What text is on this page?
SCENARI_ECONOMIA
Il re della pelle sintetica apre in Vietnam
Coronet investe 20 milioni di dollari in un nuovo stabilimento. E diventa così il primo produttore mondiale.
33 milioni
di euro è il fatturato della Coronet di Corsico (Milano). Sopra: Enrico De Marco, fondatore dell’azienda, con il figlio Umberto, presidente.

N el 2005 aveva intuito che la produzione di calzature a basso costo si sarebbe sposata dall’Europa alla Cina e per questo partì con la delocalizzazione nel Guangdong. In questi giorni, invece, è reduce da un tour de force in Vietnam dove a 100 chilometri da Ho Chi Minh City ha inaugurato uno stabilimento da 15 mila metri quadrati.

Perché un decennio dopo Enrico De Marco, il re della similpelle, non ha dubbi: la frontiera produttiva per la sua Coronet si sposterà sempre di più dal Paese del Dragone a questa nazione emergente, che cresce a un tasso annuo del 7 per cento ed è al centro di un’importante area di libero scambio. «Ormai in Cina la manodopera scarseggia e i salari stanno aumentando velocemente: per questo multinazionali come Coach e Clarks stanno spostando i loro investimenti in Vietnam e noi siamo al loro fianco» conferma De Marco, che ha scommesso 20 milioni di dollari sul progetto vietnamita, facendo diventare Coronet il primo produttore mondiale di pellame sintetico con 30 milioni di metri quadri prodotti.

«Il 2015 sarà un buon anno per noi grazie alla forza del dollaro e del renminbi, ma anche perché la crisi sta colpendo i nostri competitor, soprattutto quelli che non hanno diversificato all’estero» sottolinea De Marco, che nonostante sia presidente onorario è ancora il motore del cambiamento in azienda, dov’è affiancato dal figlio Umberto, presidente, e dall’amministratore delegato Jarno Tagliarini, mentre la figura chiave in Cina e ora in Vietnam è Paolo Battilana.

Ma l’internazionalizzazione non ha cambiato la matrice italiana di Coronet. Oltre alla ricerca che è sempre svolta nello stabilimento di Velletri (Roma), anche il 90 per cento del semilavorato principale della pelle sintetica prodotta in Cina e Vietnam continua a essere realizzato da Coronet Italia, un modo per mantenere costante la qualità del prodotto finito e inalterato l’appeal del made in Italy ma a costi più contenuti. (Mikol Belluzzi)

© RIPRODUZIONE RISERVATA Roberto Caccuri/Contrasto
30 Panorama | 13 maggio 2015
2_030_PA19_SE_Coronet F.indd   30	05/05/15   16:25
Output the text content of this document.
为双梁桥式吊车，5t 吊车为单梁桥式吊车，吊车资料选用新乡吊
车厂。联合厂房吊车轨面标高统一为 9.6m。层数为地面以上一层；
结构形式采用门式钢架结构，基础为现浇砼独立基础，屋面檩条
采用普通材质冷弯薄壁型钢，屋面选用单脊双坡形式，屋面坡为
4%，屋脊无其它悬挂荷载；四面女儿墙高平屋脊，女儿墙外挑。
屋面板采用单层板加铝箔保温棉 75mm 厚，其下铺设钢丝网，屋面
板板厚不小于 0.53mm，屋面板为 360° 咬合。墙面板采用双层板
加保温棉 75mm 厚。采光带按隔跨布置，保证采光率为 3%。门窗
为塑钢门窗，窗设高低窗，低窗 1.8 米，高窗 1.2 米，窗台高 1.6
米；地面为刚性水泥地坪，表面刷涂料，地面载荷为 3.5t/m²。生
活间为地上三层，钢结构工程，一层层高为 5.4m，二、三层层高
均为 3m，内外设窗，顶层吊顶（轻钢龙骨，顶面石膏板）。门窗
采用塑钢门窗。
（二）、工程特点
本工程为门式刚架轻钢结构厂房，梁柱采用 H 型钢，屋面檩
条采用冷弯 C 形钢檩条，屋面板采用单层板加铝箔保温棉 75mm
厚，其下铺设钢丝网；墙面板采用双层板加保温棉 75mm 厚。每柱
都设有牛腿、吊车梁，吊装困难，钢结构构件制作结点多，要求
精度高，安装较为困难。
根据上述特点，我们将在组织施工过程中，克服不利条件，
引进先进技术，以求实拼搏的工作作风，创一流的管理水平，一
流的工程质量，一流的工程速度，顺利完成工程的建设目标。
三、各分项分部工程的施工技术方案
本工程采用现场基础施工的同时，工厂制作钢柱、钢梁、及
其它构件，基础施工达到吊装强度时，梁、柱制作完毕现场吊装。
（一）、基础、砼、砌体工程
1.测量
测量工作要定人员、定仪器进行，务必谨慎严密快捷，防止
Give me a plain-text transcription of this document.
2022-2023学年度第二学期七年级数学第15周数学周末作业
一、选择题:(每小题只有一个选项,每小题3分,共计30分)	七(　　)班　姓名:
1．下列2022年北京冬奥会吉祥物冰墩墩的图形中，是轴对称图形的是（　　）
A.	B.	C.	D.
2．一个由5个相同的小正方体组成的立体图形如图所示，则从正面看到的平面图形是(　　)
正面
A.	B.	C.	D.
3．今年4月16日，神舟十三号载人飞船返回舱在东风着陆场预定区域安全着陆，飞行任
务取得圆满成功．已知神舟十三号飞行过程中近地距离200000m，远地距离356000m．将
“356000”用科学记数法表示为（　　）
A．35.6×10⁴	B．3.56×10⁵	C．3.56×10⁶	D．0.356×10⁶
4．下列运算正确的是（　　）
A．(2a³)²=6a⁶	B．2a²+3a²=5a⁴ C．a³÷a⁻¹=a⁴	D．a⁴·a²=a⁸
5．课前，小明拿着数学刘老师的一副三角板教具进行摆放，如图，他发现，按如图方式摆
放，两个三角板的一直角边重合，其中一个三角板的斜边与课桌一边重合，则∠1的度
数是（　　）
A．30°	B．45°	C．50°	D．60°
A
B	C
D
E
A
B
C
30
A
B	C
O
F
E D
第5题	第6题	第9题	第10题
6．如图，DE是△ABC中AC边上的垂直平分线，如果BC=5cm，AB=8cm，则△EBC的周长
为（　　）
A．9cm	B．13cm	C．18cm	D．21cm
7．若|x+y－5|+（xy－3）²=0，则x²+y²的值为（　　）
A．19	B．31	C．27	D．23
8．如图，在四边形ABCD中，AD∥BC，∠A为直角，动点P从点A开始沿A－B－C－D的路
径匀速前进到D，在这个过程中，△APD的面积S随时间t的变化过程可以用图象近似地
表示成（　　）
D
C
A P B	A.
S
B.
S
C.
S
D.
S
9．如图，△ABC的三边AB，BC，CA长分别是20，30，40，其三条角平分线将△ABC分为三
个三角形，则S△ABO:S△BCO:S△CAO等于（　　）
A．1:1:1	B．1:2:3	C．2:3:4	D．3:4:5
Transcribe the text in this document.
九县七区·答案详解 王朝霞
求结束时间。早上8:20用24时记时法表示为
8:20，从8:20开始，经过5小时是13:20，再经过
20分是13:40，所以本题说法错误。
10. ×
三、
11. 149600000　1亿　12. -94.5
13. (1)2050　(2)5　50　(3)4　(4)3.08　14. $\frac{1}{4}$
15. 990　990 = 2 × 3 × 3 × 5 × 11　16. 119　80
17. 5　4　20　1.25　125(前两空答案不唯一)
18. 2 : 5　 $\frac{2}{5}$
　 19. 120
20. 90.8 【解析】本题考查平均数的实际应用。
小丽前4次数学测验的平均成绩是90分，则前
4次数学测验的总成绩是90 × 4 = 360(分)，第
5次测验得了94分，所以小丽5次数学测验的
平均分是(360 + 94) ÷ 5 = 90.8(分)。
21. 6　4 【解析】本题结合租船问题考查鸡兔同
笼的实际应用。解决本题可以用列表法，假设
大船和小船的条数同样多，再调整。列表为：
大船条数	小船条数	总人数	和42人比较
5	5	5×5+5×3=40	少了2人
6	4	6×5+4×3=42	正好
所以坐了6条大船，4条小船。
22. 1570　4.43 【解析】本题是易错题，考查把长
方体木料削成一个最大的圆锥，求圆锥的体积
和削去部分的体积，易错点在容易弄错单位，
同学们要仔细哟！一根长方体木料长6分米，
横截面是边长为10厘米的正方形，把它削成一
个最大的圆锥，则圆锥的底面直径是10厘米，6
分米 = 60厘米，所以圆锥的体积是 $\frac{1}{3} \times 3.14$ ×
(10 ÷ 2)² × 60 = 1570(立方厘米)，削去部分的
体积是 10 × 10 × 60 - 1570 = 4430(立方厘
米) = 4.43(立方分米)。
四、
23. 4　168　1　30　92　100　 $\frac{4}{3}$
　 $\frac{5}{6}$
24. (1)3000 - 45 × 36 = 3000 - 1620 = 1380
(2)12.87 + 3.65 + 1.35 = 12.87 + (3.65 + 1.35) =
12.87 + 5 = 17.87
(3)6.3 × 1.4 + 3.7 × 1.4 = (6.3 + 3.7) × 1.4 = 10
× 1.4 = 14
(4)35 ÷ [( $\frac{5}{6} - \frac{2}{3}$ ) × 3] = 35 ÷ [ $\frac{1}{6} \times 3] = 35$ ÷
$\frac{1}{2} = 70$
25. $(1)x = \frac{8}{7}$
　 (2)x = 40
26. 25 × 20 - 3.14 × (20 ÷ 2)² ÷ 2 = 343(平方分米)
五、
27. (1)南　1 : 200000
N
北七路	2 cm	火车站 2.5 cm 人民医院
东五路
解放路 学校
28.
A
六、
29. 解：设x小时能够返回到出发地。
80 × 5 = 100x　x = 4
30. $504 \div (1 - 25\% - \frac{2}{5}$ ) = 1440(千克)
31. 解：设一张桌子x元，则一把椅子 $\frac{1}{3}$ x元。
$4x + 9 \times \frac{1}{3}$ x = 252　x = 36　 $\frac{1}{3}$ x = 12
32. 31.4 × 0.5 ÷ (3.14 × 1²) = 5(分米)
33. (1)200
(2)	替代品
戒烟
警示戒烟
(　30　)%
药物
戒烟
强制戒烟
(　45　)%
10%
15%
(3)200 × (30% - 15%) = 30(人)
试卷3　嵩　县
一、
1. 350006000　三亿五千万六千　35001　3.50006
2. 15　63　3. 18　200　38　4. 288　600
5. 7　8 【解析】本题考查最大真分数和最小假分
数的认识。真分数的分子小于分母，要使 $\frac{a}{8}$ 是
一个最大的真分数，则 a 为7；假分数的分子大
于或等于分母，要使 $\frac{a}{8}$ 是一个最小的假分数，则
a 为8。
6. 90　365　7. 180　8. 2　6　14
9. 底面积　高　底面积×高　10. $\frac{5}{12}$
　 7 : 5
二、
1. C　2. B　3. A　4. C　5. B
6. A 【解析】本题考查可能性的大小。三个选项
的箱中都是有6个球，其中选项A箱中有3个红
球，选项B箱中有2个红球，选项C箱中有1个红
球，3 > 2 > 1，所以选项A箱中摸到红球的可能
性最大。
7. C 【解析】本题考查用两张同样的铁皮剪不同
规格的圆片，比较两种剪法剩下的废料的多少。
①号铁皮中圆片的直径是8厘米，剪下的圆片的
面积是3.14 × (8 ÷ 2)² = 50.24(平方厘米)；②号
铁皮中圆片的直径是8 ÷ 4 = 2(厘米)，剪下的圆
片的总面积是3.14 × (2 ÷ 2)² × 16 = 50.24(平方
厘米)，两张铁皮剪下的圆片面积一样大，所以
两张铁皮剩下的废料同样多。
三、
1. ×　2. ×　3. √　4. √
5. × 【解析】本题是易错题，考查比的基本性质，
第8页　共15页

Set exercise –
Show each line of the data that contains the string "mondiale".

Task output –
Coronet investe 20 milioni di dollari in un nuovo stabilimento. E diventa così il primo produttore mondiale.
Perché un decennio dopo Enrico De Marco, il re della similpelle, non ha dubbi: la frontiera produttiva per la sua Coronet si sposterà sempre di più dal Paese del Dragone a questa nazione emergente, che cresce a un tasso annuo del 7 per cento ed è al centro di un’importante area di libero scambio. «Ormai in Cina la manodopera scarseggia e i salari stanno aumentando velocemente: per questo multinazionali come Coach e Clarks stanno spostando i loro investimenti in Vietnam e noi siamo al loro fianco» conferma De Marco, che ha scommesso 20 milioni di dollari sul progetto vietnamita, facendo diventare Coronet il primo produttore mondiale di pellame sintetico con 30 milioni di metri quadri prodotti.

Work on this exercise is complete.